#### [Written exercise]
Produce a word-for-word copy of the listing below without its pictures.

** begin Data listing **

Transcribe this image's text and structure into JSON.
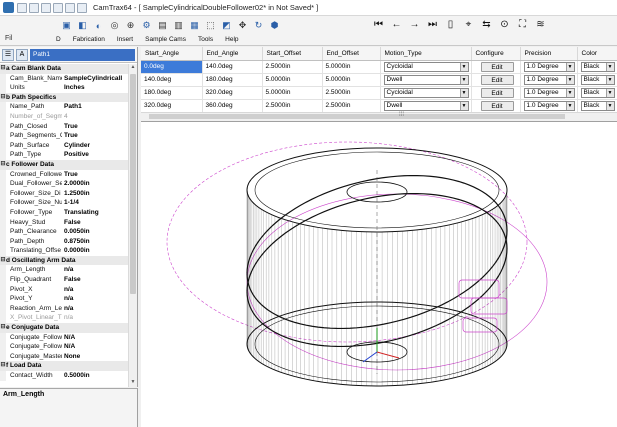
{
  "window": {
    "title": "CamTrax64 - [ SampleCylindricalDoubleFollower02*  in  Not Saved* ]"
  },
  "menu": {
    "file_tab": "Fil",
    "items": [
      "D",
      "Fabrication",
      "Insert",
      "Sample Cams",
      "Tools",
      "Help"
    ]
  },
  "left_toolbar": {
    "selected_path": "Path1"
  },
  "properties": [
    {
      "cat": "a Cam Blank Data"
    },
    {
      "k": "Cam_Blank_Name",
      "v": "SampleCylindricalI"
    },
    {
      "k": "Units",
      "v": "Inches"
    },
    {
      "cat": "b Path Specifics"
    },
    {
      "k": "Name_Path",
      "v": "Path1"
    },
    {
      "k": "Number_of_Segm",
      "v": "4",
      "dim": true
    },
    {
      "k": "Path_Closed",
      "v": "True"
    },
    {
      "k": "Path_Segments_C",
      "v": "True"
    },
    {
      "k": "Path_Surface",
      "v": "Cylinder"
    },
    {
      "k": "Path_Type",
      "v": "Positive"
    },
    {
      "cat": "c Follower Data"
    },
    {
      "k": "Crowned_Followe",
      "v": "True"
    },
    {
      "k": "Dual_Follower_Se",
      "v": "2.0000in"
    },
    {
      "k": "Follower_Size_Di",
      "v": "1.2500in"
    },
    {
      "k": "Follower_Size_Nu",
      "v": "1-1/4"
    },
    {
      "k": "Follower_Type",
      "v": "Translating"
    },
    {
      "k": "Heavy_Stud",
      "v": "False"
    },
    {
      "k": "Path_Clearance",
      "v": "0.0050in"
    },
    {
      "k": "Path_Depth",
      "v": "0.8750in"
    },
    {
      "k": "Translating_Offse",
      "v": "0.0000in"
    },
    {
      "cat": "d Oscillating Arm Data"
    },
    {
      "k": "Arm_Length",
      "v": "n/a"
    },
    {
      "k": "Flip_Quadrant",
      "v": "False"
    },
    {
      "k": "Pivot_X",
      "v": "n/a"
    },
    {
      "k": "Pivot_Y",
      "v": "n/a"
    },
    {
      "k": "Reaction_Arm_Le",
      "v": "n/a"
    },
    {
      "k": "X_Pivot_Linear_T",
      "v": "n/a",
      "dim": true
    },
    {
      "cat": "e Conjugate Data"
    },
    {
      "k": "Conjugate_Follow",
      "v": "N/A"
    },
    {
      "k": "Conjugate_Follow",
      "v": "N/A"
    },
    {
      "k": "Conjugate_Master",
      "v": "None"
    },
    {
      "cat": "f Load Data"
    },
    {
      "k": "Contact_Width",
      "v": "0.5000in"
    }
  ],
  "description": {
    "title": "Arm_Length"
  },
  "grid": {
    "headers": [
      "Start_Angle",
      "End_Angle",
      "Start_Offset",
      "End_Offset",
      "Motion_Type",
      "Configure",
      "Precision",
      "Color"
    ],
    "edit_label": "Edit",
    "rows": [
      {
        "start": "0.0deg",
        "end": "140.0deg",
        "soff": "2.5000in",
        "eoff": "5.0000in",
        "motion": "Cycloidal",
        "precision": "1.0 Degree",
        "color": "Black"
      },
      {
        "start": "140.0deg",
        "end": "180.0deg",
        "soff": "5.0000in",
        "eoff": "5.0000in",
        "motion": "Dwell",
        "precision": "1.0 Degree",
        "color": "Black"
      },
      {
        "start": "180.0deg",
        "end": "320.0deg",
        "soff": "5.0000in",
        "eoff": "2.5000in",
        "motion": "Cycloidal",
        "precision": "1.0 Degree",
        "color": "Black"
      },
      {
        "start": "320.0deg",
        "end": "360.0deg",
        "soff": "2.5000in",
        "eoff": "2.5000in",
        "motion": "Dwell",
        "precision": "1.0 Degree",
        "color": "Black"
      }
    ]
  },
  "icons": {
    "new": "new-file-icon",
    "open": "open-folder-icon",
    "save": "save-icon",
    "undo": "undo-icon",
    "first": "first-icon",
    "prev": "previous-icon",
    "next": "next-icon",
    "last": "last-icon",
    "zoom": "zoom-icon",
    "view": "view-icon"
  },
  "colors": {
    "selection": "#3d7bd9",
    "cam_lines": "#333333",
    "follower_lines": "#cc44cc"
  }
}
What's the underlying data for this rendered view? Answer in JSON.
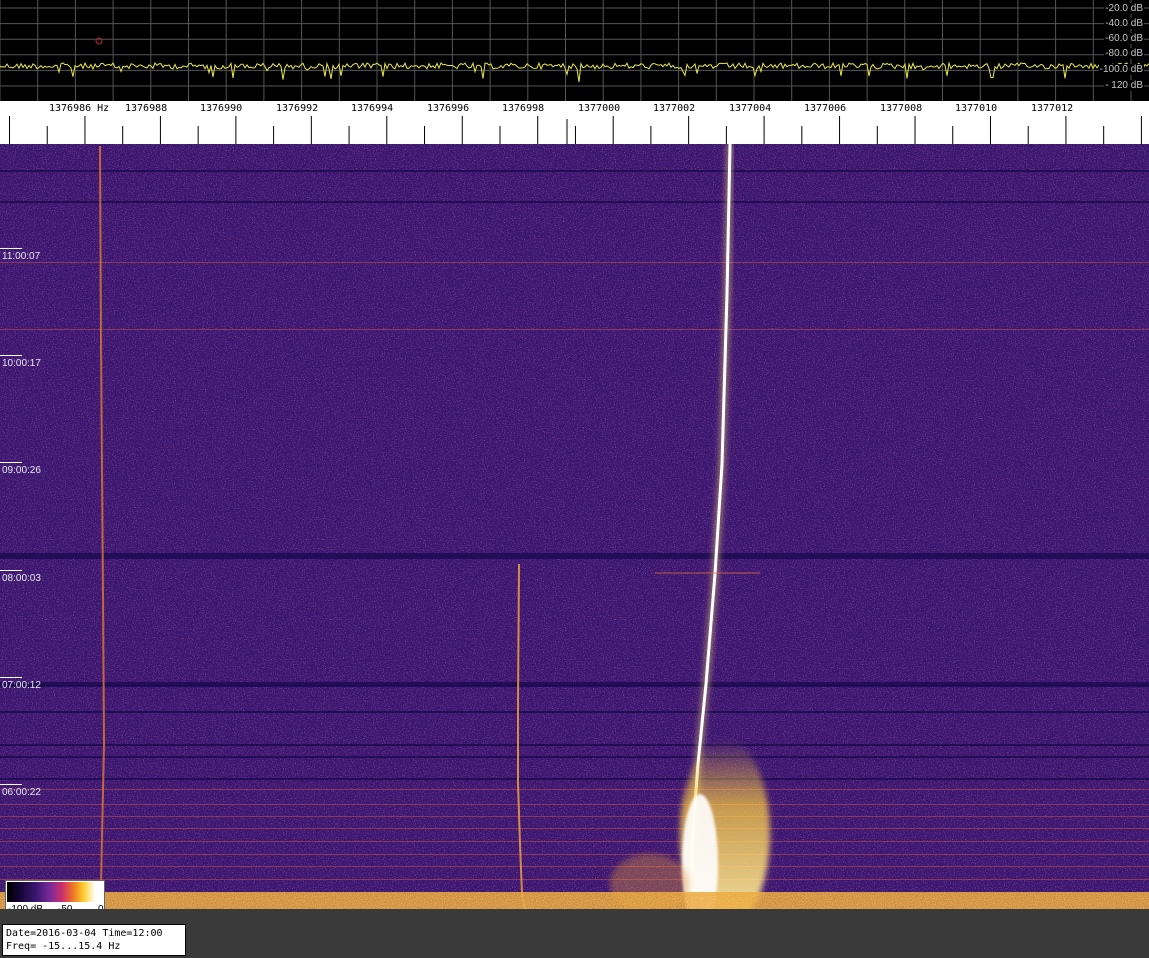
{
  "spectrum": {
    "db_labels": [
      "-20.0 dB",
      "-40.0 dB",
      "-60.0 dB",
      "-80.0 dB",
      "-100.0 dB",
      "- 120 dB"
    ],
    "trace_color": "#e8e84a",
    "marker_color": "#c02020"
  },
  "axis": {
    "freq_labels": [
      "1376986 Hz",
      "1376988",
      "1376990",
      "1376992",
      "1376994",
      "1376996",
      "1376998",
      "1377000",
      "1377002",
      "1377004",
      "1377006",
      "1377008",
      "1377010",
      "1377012"
    ]
  },
  "waterfall": {
    "time_labels": [
      "11:00:07",
      "10:00:17",
      "09:00:26",
      "08:00:03",
      "07:00:12",
      "06:00:22"
    ],
    "background_color": "#3a1670",
    "signal_colors": [
      "#f08020",
      "#ffd030",
      "#ffffff"
    ]
  },
  "colorscale": {
    "min_label": "-100 dB",
    "mid_label": "-50",
    "max_label": "0"
  },
  "info": {
    "line1": "Date=2016-03-04 Time=12:00",
    "line2": "Freq= -15...15.4 Hz"
  }
}
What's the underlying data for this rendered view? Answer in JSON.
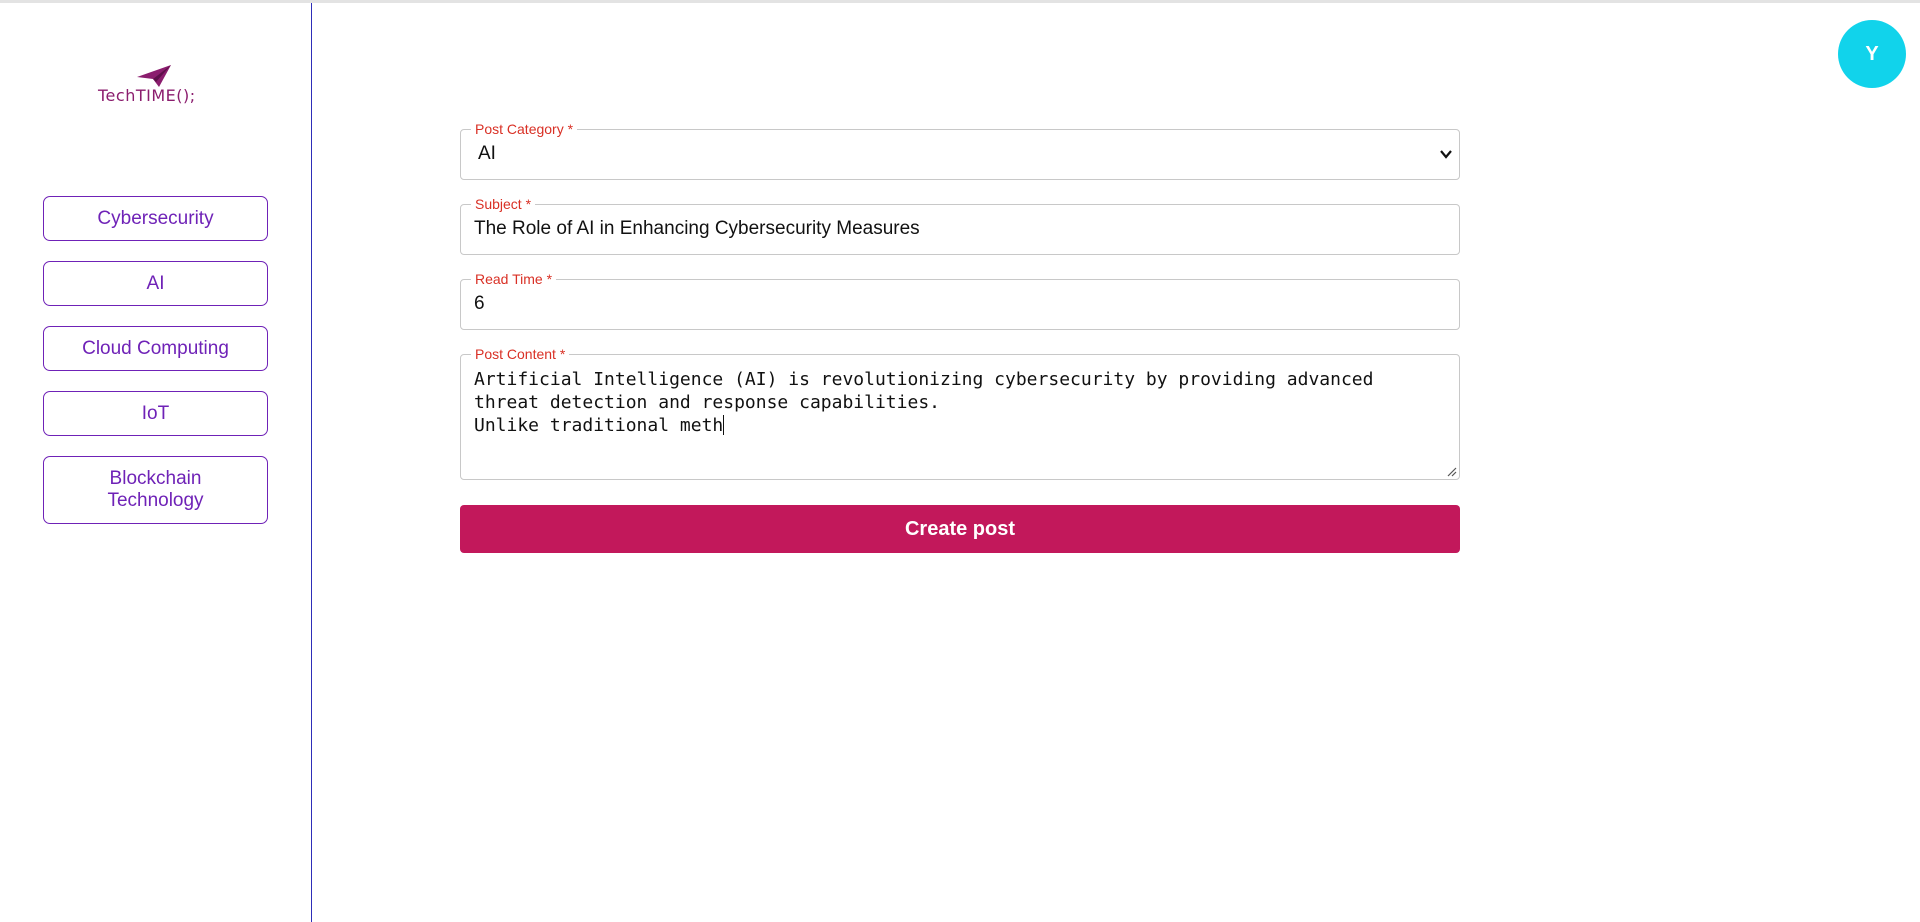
{
  "brand": {
    "logo_text": "TechTIME();",
    "logo_icon": "paper-plane-icon",
    "logo_color": "#8b1d6e"
  },
  "sidebar": {
    "items": [
      {
        "label": "Cybersecurity"
      },
      {
        "label": "AI"
      },
      {
        "label": "Cloud Computing"
      },
      {
        "label": "IoT"
      },
      {
        "label": "Blockchain Technology"
      }
    ],
    "accent_color": "#6f22b7"
  },
  "user": {
    "avatar_initial": "Y",
    "avatar_color": "#11d3eb"
  },
  "form": {
    "category": {
      "label": "Post Category *",
      "value": "AI"
    },
    "subject": {
      "label": "Subject *",
      "value": "The Role of AI in Enhancing Cybersecurity Measures"
    },
    "read_time": {
      "label": "Read Time *",
      "value": "6"
    },
    "content": {
      "label": "Post Content *",
      "value": "Artificial Intelligence (AI) is revolutionizing cybersecurity by providing advanced\nthreat detection and response capabilities.\nUnlike traditional meth"
    },
    "submit_label": "Create post",
    "submit_color": "#c2185b",
    "label_color": "#d93025"
  }
}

** end Data listing **

#### [Reply]
Transcribe this image's text and structure into JSON.
{
  "window": {
    "title": "CamTrax64 - [ SampleCylindricalDoubleFollower02*  in  Not Saved* ]"
  },
  "menu": {
    "file_tab": "Fil",
    "items": [
      "D",
      "Fabrication",
      "Insert",
      "Sample Cams",
      "Tools",
      "Help"
    ]
  },
  "left_toolbar": {
    "selected_path": "Path1"
  },
  "properties": [
    {
      "cat": "a Cam Blank Data"
    },
    {
      "k": "Cam_Blank_Name",
      "v": "SampleCylindricalI"
    },
    {
      "k": "Units",
      "v": "Inches"
    },
    {
      "cat": "b Path Specifics"
    },
    {
      "k": "Name_Path",
      "v": "Path1"
    },
    {
      "k": "Number_of_Segm",
      "v": "4",
      "dim": true
    },
    {
      "k": "Path_Closed",
      "v": "True"
    },
    {
      "k": "Path_Segments_C",
      "v": "True"
    },
    {
      "k": "Path_Surface",
      "v": "Cylinder"
    },
    {
      "k": "Path_Type",
      "v": "Positive"
    },
    {
      "cat": "c Follower Data"
    },
    {
      "k": "Crowned_Followe",
      "v": "True"
    },
    {
      "k": "Dual_Follower_Se",
      "v": "2.0000in"
    },
    {
      "k": "Follower_Size_Di",
      "v": "1.2500in"
    },
    {
      "k": "Follower_Size_Nu",
      "v": "1-1/4"
    },
    {
      "k": "Follower_Type",
      "v": "Translating"
    },
    {
      "k": "Heavy_Stud",
      "v": "False"
    },
    {
      "k": "Path_Clearance",
      "v": "0.0050in"
    },
    {
      "k": "Path_Depth",
      "v": "0.8750in"
    },
    {
      "k": "Translating_Offse",
      "v": "0.0000in"
    },
    {
      "cat": "d Oscillating Arm Data"
    },
    {
      "k": "Arm_Length",
      "v": "n/a"
    },
    {
      "k": "Flip_Quadrant",
      "v": "False"
    },
    {
      "k": "Pivot_X",
      "v": "n/a"
    },
    {
      "k": "Pivot_Y",
      "v": "n/a"
    },
    {
      "k": "Reaction_Arm_Le",
      "v": "n/a"
    },
    {
      "k": "X_Pivot_Linear_T",
      "v": "n/a",
      "dim": true
    },
    {
      "cat": "e Conjugate Data"
    },
    {
      "k": "Conjugate_Follow",
      "v": "N/A"
    },
    {
      "k": "Conjugate_Follow",
      "v": "N/A"
    },
    {
      "k": "Conjugate_Master",
      "v": "None"
    },
    {
      "cat": "f Load Data"
    },
    {
      "k": "Contact_Width",
      "v": "0.5000in"
    }
  ],
  "description": {
    "title": "Arm_Length"
  },
  "grid": {
    "headers": [
      "Start_Angle",
      "End_Angle",
      "Start_Offset",
      "End_Offset",
      "Motion_Type",
      "Configure",
      "Precision",
      "Color"
    ],
    "edit_label": "Edit",
    "rows": [
      {
        "start": "0.0deg",
        "end": "140.0deg",
        "soff": "2.5000in",
        "eoff": "5.0000in",
        "motion": "Cycloidal",
        "precision": "1.0 Degree",
        "color": "Black"
      },
      {
        "start": "140.0deg",
        "end": "180.0deg",
        "soff": "5.0000in",
        "eoff": "5.0000in",
        "motion": "Dwell",
        "precision": "1.0 Degree",
        "color": "Black"
      },
      {
        "start": "180.0deg",
        "end": "320.0deg",
        "soff": "5.0000in",
        "eoff": "2.5000in",
        "motion": "Cycloidal",
        "precision": "1.0 Degree",
        "color": "Black"
      },
      {
        "start": "320.0deg",
        "end": "360.0deg",
        "soff": "2.5000in",
        "eoff": "2.5000in",
        "motion": "Dwell",
        "precision": "1.0 Degree",
        "color": "Black"
      }
    ]
  },
  "icons": {
    "new": "new-file-icon",
    "open": "open-folder-icon",
    "save": "save-icon",
    "undo": "undo-icon",
    "first": "first-icon",
    "prev": "previous-icon",
    "next": "next-icon",
    "last": "last-icon",
    "zoom": "zoom-icon",
    "view": "view-icon"
  },
  "colors": {
    "selection": "#3d7bd9",
    "cam_lines": "#333333",
    "follower_lines": "#cc44cc"
  }
}
What's the underlying data for this rendered view? Answer in JSON.
{
  "spectrum": {
    "db_labels": [
      "-20.0 dB",
      "-40.0 dB",
      "-60.0 dB",
      "-80.0 dB",
      "-100.0 dB",
      "- 120 dB"
    ],
    "trace_color": "#e8e84a",
    "marker_color": "#c02020"
  },
  "axis": {
    "freq_labels": [
      "1376986 Hz",
      "1376988",
      "1376990",
      "1376992",
      "1376994",
      "1376996",
      "1376998",
      "1377000",
      "1377002",
      "1377004",
      "1377006",
      "1377008",
      "1377010",
      "1377012"
    ]
  },
  "waterfall": {
    "time_labels": [
      "11:00:07",
      "10:00:17",
      "09:00:26",
      "08:00:03",
      "07:00:12",
      "06:00:22"
    ],
    "background_color": "#3a1670",
    "signal_colors": [
      "#f08020",
      "#ffd030",
      "#ffffff"
    ]
  },
  "colorscale": {
    "min_label": "-100 dB",
    "mid_label": "-50",
    "max_label": "0"
  },
  "info": {
    "line1": "Date=2016-03-04 Time=12:00",
    "line2": "Freq= -15...15.4 Hz"
  }
}
What's the underlying data for this rendered view? Answer in JSON.
{
  "brand": {
    "logo_text": "TechTIME();",
    "logo_icon": "paper-plane-icon",
    "logo_color": "#8b1d6e"
  },
  "sidebar": {
    "items": [
      {
        "label": "Cybersecurity"
      },
      {
        "label": "AI"
      },
      {
        "label": "Cloud Computing"
      },
      {
        "label": "IoT"
      },
      {
        "label": "Blockchain Technology"
      }
    ],
    "accent_color": "#6f22b7"
  },
  "user": {
    "avatar_initial": "Y",
    "avatar_color": "#11d3eb"
  },
  "form": {
    "category": {
      "label": "Post Category *",
      "value": "AI"
    },
    "subject": {
      "label": "Subject *",
      "value": "The Role of AI in Enhancing Cybersecurity Measures"
    },
    "read_time": {
      "label": "Read Time *",
      "value": "6"
    },
    "content": {
      "label": "Post Content *",
      "value": "Artificial Intelligence (AI) is revolutionizing cybersecurity by providing advanced\nthreat detection and response capabilities.\nUnlike traditional meth"
    },
    "submit_label": "Create post",
    "submit_color": "#c2185b",
    "label_color": "#d93025"
  }
}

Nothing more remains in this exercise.